### Dataset
--- Start ---

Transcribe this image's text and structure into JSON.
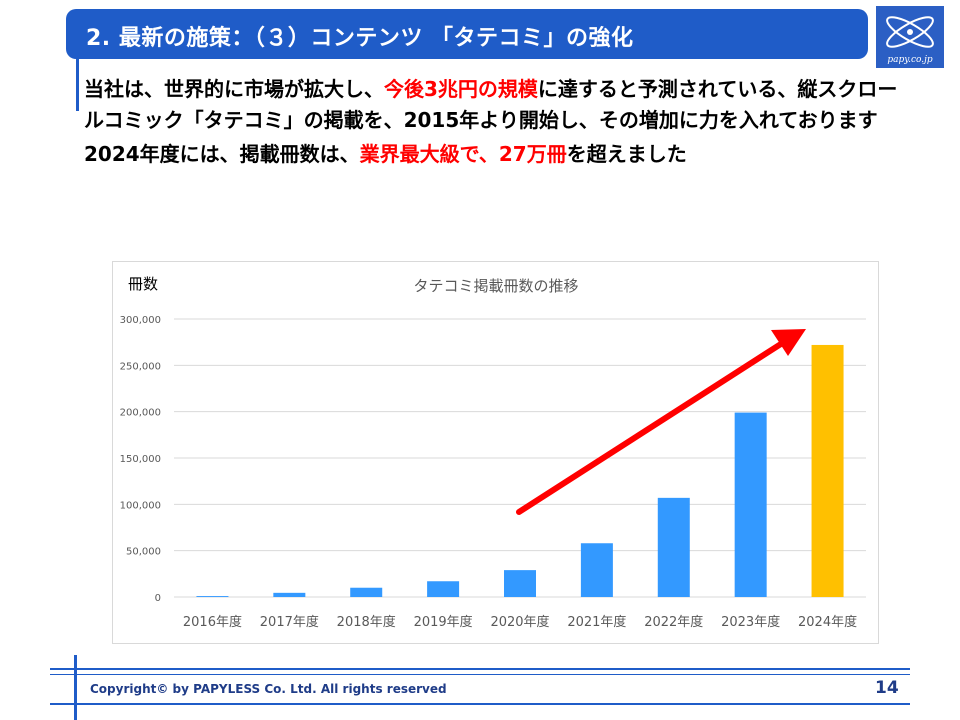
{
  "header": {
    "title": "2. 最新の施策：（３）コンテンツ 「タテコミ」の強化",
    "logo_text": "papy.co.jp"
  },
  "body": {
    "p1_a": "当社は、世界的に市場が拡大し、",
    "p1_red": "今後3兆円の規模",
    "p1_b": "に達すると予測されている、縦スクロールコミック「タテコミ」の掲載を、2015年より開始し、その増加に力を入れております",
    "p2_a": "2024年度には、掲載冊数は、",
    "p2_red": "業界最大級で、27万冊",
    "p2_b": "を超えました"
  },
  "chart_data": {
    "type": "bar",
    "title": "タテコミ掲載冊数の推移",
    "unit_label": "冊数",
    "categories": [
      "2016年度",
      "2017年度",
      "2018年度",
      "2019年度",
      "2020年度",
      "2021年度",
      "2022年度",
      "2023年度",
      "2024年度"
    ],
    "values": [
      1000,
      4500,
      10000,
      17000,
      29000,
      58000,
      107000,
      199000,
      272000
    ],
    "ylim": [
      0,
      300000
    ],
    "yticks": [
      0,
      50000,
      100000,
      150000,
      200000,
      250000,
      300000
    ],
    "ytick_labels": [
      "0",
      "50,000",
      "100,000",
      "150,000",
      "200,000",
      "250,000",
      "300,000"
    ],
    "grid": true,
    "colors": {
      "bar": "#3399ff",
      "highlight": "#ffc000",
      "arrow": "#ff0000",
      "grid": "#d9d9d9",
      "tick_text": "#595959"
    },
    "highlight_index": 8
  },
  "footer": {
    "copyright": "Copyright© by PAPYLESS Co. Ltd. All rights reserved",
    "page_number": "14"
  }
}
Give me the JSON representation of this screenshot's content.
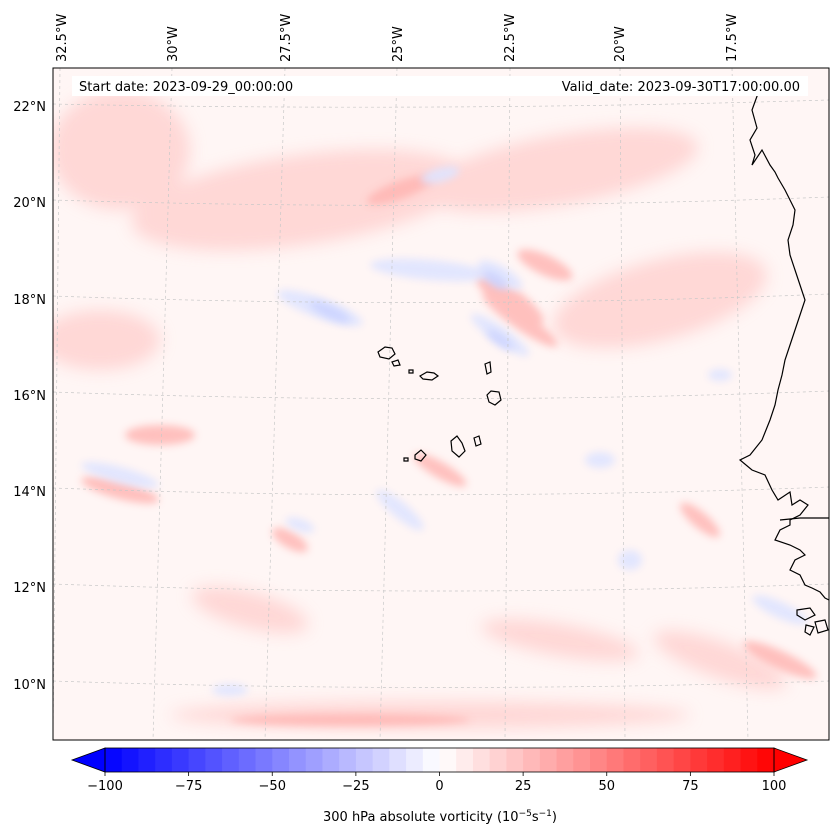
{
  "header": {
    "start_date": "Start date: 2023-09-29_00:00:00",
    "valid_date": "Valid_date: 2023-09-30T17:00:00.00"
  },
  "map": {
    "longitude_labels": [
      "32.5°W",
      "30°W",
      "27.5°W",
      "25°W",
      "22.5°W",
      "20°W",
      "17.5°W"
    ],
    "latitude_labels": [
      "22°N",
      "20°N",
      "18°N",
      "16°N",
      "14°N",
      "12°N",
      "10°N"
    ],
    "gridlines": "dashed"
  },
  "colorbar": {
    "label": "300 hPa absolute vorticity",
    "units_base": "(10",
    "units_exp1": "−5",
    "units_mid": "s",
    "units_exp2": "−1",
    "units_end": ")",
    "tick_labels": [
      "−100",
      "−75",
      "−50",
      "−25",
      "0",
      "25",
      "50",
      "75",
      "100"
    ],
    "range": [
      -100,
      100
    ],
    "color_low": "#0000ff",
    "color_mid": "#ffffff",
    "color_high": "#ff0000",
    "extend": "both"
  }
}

--- End ---

### Instructions for the task
Give only the number of lines in the data that include the string "JSON".

### In response
2